▸ GOAL
Show all lines holding "structured".

####

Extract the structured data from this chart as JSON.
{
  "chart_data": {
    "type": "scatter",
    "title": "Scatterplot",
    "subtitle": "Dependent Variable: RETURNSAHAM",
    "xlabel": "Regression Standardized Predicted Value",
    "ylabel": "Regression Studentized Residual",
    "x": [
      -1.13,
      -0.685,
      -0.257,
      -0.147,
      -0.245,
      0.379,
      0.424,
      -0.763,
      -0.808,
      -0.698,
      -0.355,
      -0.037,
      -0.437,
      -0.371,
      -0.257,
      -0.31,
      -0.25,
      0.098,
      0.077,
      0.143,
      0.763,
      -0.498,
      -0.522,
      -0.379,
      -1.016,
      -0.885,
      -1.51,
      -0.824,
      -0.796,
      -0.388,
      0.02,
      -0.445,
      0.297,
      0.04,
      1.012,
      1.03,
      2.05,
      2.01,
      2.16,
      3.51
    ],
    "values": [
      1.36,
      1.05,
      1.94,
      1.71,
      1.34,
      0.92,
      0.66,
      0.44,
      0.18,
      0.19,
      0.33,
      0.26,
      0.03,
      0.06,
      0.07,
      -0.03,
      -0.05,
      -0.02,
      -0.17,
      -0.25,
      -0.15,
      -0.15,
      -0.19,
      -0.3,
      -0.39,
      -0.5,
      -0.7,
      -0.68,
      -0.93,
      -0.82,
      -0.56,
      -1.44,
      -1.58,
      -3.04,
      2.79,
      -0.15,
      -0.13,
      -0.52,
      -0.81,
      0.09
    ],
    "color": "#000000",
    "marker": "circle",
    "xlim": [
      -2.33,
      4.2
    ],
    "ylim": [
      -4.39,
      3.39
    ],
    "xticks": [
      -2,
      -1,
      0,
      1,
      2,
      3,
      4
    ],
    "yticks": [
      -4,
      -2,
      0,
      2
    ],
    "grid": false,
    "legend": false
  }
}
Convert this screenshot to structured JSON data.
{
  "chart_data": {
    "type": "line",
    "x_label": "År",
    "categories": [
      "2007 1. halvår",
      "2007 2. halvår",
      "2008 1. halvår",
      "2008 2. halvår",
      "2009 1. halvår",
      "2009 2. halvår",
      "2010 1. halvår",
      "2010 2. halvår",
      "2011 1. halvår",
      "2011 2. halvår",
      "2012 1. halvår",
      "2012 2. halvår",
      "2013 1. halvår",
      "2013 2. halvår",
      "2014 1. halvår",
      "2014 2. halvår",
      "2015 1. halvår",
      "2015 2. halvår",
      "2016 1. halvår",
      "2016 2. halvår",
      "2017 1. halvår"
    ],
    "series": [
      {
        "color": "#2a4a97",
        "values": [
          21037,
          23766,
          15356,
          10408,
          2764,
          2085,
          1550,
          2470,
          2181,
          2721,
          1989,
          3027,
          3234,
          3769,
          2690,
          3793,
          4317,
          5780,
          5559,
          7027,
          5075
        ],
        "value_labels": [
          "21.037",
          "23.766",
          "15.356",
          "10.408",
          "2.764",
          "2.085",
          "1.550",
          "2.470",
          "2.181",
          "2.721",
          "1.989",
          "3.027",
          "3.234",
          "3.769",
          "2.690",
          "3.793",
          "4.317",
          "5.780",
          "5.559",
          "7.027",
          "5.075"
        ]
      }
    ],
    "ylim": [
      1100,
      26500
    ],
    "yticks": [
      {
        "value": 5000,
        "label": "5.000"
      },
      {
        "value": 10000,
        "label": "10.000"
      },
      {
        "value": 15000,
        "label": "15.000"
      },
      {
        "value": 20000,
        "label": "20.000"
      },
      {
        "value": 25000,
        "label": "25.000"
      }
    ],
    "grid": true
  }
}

####

▸ WRITTEN REPLY
Extract the structured data from this chart as JSON.
Convert this screenshot to structured JSON data.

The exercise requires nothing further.